**WHAT THIS TASK INVOLVES:** All records should be reproduced verbatim.

**SUPPLIED MATERIAL:**
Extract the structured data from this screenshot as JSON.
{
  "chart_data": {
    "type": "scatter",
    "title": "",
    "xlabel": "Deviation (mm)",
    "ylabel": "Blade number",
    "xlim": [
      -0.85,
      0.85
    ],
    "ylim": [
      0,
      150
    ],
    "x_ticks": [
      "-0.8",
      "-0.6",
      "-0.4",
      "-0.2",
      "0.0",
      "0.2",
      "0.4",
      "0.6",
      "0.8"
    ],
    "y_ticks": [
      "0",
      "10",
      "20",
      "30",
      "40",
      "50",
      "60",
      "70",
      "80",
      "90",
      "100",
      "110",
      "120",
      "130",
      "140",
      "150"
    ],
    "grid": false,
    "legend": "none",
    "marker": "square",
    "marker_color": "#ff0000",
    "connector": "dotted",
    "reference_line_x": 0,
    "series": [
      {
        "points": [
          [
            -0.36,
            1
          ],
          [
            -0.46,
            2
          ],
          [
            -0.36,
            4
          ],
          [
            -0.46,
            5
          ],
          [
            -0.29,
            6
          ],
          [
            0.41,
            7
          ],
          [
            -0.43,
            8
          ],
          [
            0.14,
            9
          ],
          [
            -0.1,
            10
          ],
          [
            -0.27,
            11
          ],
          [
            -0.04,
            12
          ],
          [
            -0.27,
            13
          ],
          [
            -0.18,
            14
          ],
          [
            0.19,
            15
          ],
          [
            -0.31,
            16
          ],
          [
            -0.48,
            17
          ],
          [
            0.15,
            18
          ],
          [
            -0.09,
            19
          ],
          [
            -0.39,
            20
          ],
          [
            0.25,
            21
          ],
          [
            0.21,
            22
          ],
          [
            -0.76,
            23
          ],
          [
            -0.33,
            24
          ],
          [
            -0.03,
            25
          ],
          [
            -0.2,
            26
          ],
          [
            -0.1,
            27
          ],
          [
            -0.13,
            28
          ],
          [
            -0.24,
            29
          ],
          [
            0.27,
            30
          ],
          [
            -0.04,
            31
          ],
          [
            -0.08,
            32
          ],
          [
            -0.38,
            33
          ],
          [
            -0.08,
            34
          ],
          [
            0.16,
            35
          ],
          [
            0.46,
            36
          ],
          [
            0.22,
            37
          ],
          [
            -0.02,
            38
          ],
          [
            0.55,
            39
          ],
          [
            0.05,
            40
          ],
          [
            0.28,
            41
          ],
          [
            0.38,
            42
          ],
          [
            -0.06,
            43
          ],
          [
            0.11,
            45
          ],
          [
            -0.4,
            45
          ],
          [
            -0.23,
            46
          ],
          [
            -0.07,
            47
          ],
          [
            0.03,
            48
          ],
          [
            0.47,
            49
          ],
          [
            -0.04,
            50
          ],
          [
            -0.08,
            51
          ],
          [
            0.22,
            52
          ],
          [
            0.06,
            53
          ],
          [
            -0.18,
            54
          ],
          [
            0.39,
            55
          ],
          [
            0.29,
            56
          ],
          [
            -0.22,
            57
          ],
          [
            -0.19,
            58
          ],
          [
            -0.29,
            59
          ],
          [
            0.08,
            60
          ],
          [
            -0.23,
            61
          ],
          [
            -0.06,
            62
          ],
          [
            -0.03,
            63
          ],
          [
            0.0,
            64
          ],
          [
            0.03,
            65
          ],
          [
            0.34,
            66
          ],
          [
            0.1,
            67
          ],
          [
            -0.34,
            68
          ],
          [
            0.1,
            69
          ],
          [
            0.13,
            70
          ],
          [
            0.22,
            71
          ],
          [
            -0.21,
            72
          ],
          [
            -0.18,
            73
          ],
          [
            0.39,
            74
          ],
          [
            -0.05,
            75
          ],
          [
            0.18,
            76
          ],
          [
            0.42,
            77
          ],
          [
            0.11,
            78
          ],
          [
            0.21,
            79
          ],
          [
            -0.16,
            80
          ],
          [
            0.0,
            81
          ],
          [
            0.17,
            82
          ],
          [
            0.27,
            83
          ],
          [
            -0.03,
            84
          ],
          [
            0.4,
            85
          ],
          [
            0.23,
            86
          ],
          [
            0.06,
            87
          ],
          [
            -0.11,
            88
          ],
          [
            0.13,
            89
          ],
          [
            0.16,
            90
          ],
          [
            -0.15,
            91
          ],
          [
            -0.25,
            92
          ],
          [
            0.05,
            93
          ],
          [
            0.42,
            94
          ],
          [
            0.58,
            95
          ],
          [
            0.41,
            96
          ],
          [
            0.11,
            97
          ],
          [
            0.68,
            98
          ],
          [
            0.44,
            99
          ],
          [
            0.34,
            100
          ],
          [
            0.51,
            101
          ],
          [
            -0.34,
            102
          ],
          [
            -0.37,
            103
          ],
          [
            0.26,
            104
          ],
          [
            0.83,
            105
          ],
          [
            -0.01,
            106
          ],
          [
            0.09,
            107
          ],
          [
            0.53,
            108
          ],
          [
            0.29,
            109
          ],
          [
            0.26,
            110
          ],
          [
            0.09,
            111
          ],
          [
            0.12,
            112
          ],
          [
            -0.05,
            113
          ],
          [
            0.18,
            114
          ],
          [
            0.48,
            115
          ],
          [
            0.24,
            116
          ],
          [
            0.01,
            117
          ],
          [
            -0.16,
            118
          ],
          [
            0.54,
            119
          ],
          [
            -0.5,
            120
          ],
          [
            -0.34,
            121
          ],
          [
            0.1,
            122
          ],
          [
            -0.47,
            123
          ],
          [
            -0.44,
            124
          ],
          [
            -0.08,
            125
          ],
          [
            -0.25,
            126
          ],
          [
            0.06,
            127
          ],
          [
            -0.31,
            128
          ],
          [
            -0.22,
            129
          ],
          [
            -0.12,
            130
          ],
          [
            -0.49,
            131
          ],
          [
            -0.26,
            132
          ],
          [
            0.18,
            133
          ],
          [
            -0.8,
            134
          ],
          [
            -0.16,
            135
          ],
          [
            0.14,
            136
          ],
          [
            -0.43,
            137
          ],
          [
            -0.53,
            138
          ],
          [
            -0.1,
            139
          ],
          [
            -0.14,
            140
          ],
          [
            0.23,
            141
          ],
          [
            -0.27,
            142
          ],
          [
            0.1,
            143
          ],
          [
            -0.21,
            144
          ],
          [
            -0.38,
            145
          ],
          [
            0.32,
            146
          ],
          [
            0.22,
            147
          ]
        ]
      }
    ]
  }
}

**RESULT OF THIS EXERCISE:**
Extract the structured data from this screenshot as JSON.
{
  "chart_data": {
    "type": "scatter",
    "title": "",
    "xlabel": "Deviation (mm)",
    "ylabel": "Blade number",
    "xlim": [
      -0.85,
      0.85
    ],
    "ylim": [
      0,
      150
    ],
    "x_ticks": [
      "-0.8",
      "-0.6",
      "-0.4",
      "-0.2",
      "0.0",
      "0.2",
      "0.4",
      "0.6",
      "0.8"
    ],
    "y_ticks": [
      "0",
      "10",
      "20",
      "30",
      "40",
      "50",
      "60",
      "70",
      "80",
      "90",
      "100",
      "110",
      "120",
      "130",
      "140",
      "150"
    ],
    "grid": false,
    "legend": "none",
    "marker": "square",
    "marker_color": "#ff0000",
    "connector": "dotted",
    "reference_line_x": 0,
    "series": [
      {
        "points": [
          [
            -0.36,
            1
          ],
          [
            -0.46,
            2
          ],
          [
            -0.36,
            4
          ],
          [
            -0.46,
            5
          ],
          [
            -0.29,
            6
          ],
          [
            0.41,
            7
          ],
          [
            -0.43,
            8
          ],
          [
            0.14,
            9
          ],
          [
            -0.1,
            10
          ],
          [
            -0.27,
            11
          ],
          [
            -0.04,
            12
          ],
          [
            -0.27,
            13
          ],
          [
            -0.18,
            14
          ],
          [
            0.19,
            15
          ],
          [
            -0.31,
            16
          ],
          [
            -0.48,
            17
          ],
          [
            0.15,
            18
          ],
          [
            -0.09,
            19
          ],
          [
            -0.39,
            20
          ],
          [
            0.25,
            21
          ],
          [
            0.21,
            22
          ],
          [
            -0.76,
            23
          ],
          [
            -0.33,
            24
          ],
          [
            -0.03,
            25
          ],
          [
            -0.2,
            26
          ],
          [
            -0.1,
            27
          ],
          [
            -0.13,
            28
          ],
          [
            -0.24,
            29
          ],
          [
            0.27,
            30
          ],
          [
            -0.04,
            31
          ],
          [
            -0.08,
            32
          ],
          [
            -0.38,
            33
          ],
          [
            -0.08,
            34
          ],
          [
            0.16,
            35
          ],
          [
            0.46,
            36
          ],
          [
            0.22,
            37
          ],
          [
            -0.02,
            38
          ],
          [
            0.55,
            39
          ],
          [
            0.05,
            40
          ],
          [
            0.28,
            41
          ],
          [
            0.38,
            42
          ],
          [
            -0.06,
            43
          ],
          [
            0.11,
            45
          ],
          [
            -0.4,
            45
          ],
          [
            -0.23,
            46
          ],
          [
            -0.07,
            47
          ],
          [
            0.03,
            48
          ],
          [
            0.47,
            49
          ],
          [
            -0.04,
            50
          ],
          [
            -0.08,
            51
          ],
          [
            0.22,
            52
          ],
          [
            0.06,
            53
          ],
          [
            -0.18,
            54
          ],
          [
            0.39,
            55
          ],
          [
            0.29,
            56
          ],
          [
            -0.22,
            57
          ],
          [
            -0.19,
            58
          ],
          [
            -0.29,
            59
          ],
          [
            0.08,
            60
          ],
          [
            -0.23,
            61
          ],
          [
            -0.06,
            62
          ],
          [
            -0.03,
            63
          ],
          [
            0.0,
            64
          ],
          [
            0.03,
            65
          ],
          [
            0.34,
            66
          ],
          [
            0.1,
            67
          ],
          [
            -0.34,
            68
          ],
          [
            0.1,
            69
          ],
          [
            0.13,
            70
          ],
          [
            0.22,
            71
          ],
          [
            -0.21,
            72
          ],
          [
            -0.18,
            73
          ],
          [
            0.39,
            74
          ],
          [
            -0.05,
            75
          ],
          [
            0.18,
            76
          ],
          [
            0.42,
            77
          ],
          [
            0.11,
            78
          ],
          [
            0.21,
            79
          ],
          [
            -0.16,
            80
          ],
          [
            0.0,
            81
          ],
          [
            0.17,
            82
          ],
          [
            0.27,
            83
          ],
          [
            -0.03,
            84
          ],
          [
            0.4,
            85
          ],
          [
            0.23,
            86
          ],
          [
            0.06,
            87
          ],
          [
            -0.11,
            88
          ],
          [
            0.13,
            89
          ],
          [
            0.16,
            90
          ],
          [
            -0.15,
            91
          ],
          [
            -0.25,
            92
          ],
          [
            0.05,
            93
          ],
          [
            0.42,
            94
          ],
          [
            0.58,
            95
          ],
          [
            0.41,
            96
          ],
          [
            0.11,
            97
          ],
          [
            0.68,
            98
          ],
          [
            0.44,
            99
          ],
          [
            0.34,
            100
          ],
          [
            0.51,
            101
          ],
          [
            -0.34,
            102
          ],
          [
            -0.37,
            103
          ],
          [
            0.26,
            104
          ],
          [
            0.83,
            105
          ],
          [
            -0.01,
            106
          ],
          [
            0.09,
            107
          ],
          [
            0.53,
            108
          ],
          [
            0.29,
            109
          ],
          [
            0.26,
            110
          ],
          [
            0.09,
            111
          ],
          [
            0.12,
            112
          ],
          [
            -0.05,
            113
          ],
          [
            0.18,
            114
          ],
          [
            0.48,
            115
          ],
          [
            0.24,
            116
          ],
          [
            0.01,
            117
          ],
          [
            -0.16,
            118
          ],
          [
            0.54,
            119
          ],
          [
            -0.5,
            120
          ],
          [
            -0.34,
            121
          ],
          [
            0.1,
            122
          ],
          [
            -0.47,
            123
          ],
          [
            -0.44,
            124
          ],
          [
            -0.08,
            125
          ],
          [
            -0.25,
            126
          ],
          [
            0.06,
            127
          ],
          [
            -0.31,
            128
          ],
          [
            -0.22,
            129
          ],
          [
            -0.12,
            130
          ],
          [
            -0.49,
            131
          ],
          [
            -0.26,
            132
          ],
          [
            0.18,
            133
          ],
          [
            -0.8,
            134
          ],
          [
            -0.16,
            135
          ],
          [
            0.14,
            136
          ],
          [
            -0.43,
            137
          ],
          [
            -0.53,
            138
          ],
          [
            -0.1,
            139
          ],
          [
            -0.14,
            140
          ],
          [
            0.23,
            141
          ],
          [
            -0.27,
            142
          ],
          [
            0.1,
            143
          ],
          [
            -0.21,
            144
          ],
          [
            -0.38,
            145
          ],
          [
            0.32,
            146
          ],
          [
            0.22,
            147
          ]
        ]
      }
    ]
  }
}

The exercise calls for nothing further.